>> START DATA
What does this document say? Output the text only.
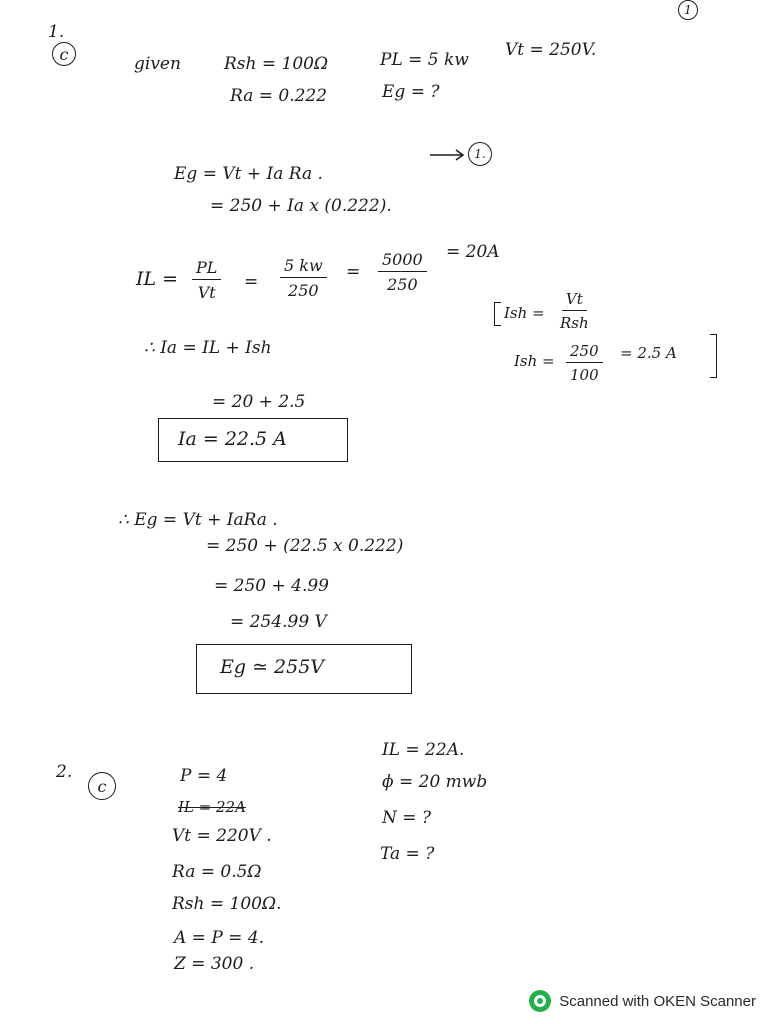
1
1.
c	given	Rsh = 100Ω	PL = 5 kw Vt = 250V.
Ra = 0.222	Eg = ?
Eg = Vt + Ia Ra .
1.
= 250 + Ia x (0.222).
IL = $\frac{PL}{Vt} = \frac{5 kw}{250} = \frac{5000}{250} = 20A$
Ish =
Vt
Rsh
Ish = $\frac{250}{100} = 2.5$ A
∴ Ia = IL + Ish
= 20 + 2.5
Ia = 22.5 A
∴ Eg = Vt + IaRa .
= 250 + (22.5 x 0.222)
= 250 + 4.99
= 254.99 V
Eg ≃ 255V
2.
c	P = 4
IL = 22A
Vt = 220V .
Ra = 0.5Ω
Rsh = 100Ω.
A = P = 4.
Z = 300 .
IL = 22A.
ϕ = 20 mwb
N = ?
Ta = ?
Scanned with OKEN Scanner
>> END DATA
>> START DATA
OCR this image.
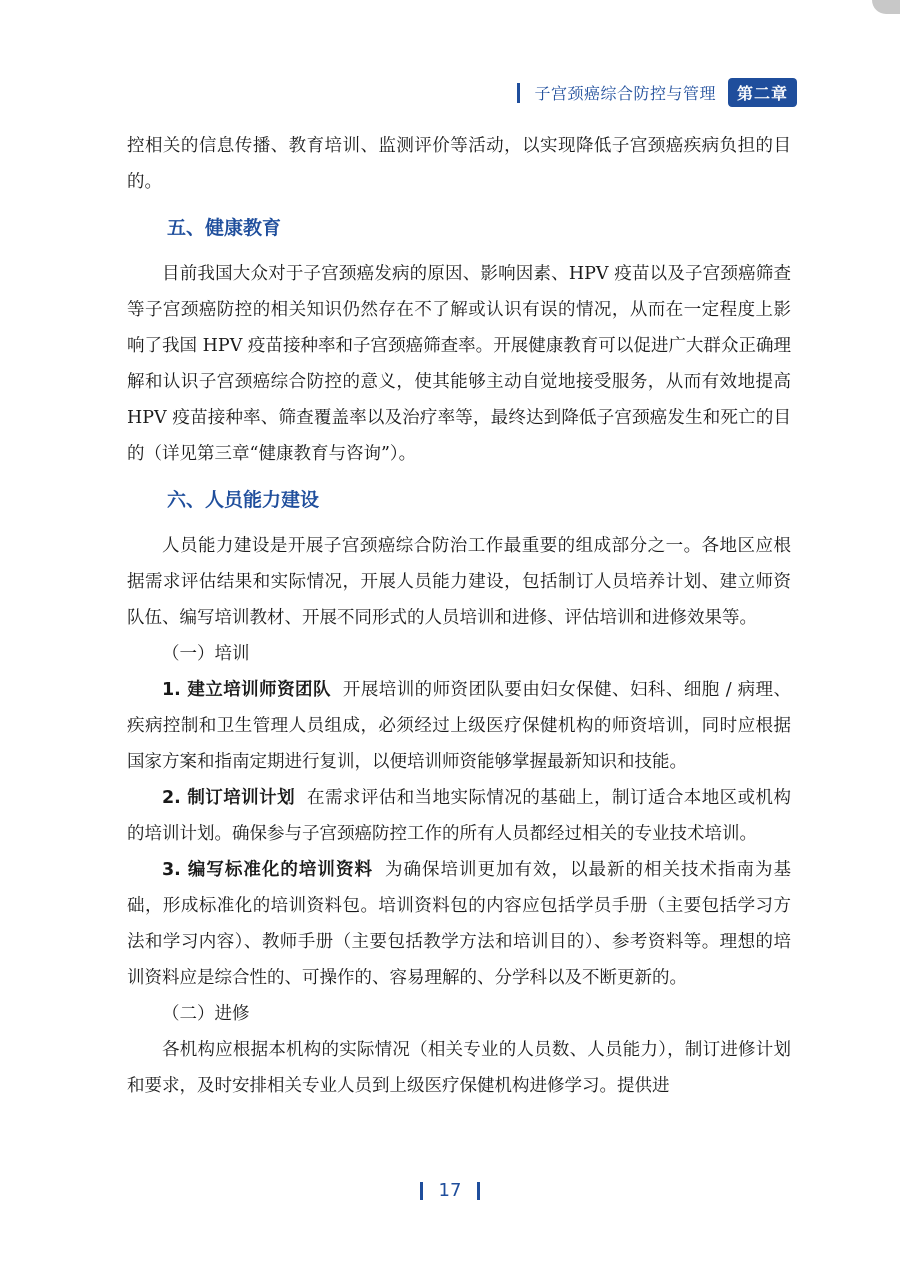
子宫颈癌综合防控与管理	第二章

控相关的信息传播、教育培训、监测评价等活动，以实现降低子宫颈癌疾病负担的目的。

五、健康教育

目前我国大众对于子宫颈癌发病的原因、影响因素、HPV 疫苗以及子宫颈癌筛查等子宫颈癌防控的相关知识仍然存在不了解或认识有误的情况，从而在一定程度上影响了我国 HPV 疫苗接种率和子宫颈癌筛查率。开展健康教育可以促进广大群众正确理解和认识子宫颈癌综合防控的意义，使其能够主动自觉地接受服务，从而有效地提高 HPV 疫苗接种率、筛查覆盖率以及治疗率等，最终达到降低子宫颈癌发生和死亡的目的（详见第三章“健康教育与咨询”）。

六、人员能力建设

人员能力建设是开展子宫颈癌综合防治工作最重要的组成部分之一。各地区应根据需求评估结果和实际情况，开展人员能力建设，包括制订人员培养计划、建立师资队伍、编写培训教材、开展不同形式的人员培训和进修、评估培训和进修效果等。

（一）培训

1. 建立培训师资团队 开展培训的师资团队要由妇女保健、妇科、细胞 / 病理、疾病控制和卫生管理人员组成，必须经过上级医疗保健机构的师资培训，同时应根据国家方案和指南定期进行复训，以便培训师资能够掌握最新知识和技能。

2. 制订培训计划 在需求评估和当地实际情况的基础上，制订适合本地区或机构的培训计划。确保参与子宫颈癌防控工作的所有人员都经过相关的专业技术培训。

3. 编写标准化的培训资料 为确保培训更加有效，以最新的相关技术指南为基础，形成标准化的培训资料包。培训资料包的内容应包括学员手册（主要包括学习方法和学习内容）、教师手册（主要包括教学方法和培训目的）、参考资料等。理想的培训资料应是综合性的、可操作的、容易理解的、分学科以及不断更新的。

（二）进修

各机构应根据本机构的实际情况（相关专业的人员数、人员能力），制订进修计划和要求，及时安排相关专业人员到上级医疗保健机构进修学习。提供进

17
>> END DATA
## WHAT YOU SHOULD DO
Only the count is needed: the number of lines in the data that include the word "frac".

## WORKED ANSWER
2